▼

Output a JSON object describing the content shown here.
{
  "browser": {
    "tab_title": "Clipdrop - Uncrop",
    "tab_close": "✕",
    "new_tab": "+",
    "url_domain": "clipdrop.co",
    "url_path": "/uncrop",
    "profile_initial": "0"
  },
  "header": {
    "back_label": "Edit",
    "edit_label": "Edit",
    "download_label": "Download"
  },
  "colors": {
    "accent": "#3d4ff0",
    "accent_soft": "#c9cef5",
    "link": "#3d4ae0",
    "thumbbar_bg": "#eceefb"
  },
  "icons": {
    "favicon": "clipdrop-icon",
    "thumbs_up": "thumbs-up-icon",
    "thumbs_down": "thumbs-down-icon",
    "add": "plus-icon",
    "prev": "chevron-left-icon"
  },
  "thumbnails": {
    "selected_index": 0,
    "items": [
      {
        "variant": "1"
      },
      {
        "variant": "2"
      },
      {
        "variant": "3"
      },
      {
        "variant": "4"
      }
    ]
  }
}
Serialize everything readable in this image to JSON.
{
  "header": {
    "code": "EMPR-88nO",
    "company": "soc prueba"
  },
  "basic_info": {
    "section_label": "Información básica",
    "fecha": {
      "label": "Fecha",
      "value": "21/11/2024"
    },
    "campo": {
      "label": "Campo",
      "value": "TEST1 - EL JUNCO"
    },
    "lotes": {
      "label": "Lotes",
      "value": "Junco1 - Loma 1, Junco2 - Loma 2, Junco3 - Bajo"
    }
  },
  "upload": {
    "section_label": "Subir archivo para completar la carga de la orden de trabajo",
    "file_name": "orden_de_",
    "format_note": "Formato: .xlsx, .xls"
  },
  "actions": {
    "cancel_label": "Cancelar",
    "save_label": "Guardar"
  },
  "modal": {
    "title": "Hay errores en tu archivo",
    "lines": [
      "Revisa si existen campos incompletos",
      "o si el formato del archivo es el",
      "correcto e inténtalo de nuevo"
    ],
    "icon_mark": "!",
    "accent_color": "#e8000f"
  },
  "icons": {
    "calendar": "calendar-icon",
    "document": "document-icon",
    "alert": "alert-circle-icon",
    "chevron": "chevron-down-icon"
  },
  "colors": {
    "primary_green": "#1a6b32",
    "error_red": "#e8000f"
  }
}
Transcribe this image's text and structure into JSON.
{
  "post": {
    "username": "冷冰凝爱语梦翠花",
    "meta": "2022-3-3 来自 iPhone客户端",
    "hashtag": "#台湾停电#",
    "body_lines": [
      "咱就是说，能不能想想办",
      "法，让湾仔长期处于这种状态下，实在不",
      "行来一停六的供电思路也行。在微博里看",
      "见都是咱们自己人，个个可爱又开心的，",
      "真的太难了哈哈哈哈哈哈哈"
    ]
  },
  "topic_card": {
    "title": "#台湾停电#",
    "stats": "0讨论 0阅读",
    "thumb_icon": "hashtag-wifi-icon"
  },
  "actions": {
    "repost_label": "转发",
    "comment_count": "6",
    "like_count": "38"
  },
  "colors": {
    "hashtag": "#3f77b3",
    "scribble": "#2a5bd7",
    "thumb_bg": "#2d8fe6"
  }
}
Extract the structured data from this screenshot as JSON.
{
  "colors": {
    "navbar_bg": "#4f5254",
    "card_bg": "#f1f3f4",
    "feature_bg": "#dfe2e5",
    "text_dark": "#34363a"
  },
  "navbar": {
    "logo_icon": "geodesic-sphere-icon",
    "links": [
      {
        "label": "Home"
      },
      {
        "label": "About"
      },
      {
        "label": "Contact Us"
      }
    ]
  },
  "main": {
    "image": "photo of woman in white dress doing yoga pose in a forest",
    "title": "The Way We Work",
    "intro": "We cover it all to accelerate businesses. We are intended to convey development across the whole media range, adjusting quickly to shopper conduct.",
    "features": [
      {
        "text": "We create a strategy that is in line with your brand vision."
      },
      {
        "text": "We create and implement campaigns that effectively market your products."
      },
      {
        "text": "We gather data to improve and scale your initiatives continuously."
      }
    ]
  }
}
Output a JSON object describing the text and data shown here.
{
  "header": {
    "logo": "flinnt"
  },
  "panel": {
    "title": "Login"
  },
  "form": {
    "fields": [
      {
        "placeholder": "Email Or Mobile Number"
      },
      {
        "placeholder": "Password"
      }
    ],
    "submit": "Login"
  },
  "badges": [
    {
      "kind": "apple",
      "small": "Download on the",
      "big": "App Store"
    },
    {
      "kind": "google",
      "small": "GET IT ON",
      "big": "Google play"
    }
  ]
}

▲

GOAL OF THE EXERCISE: Say, as a single number and nothing more, how many lines of the entries contain the word "image".

PROBLEM SOLUTION: 3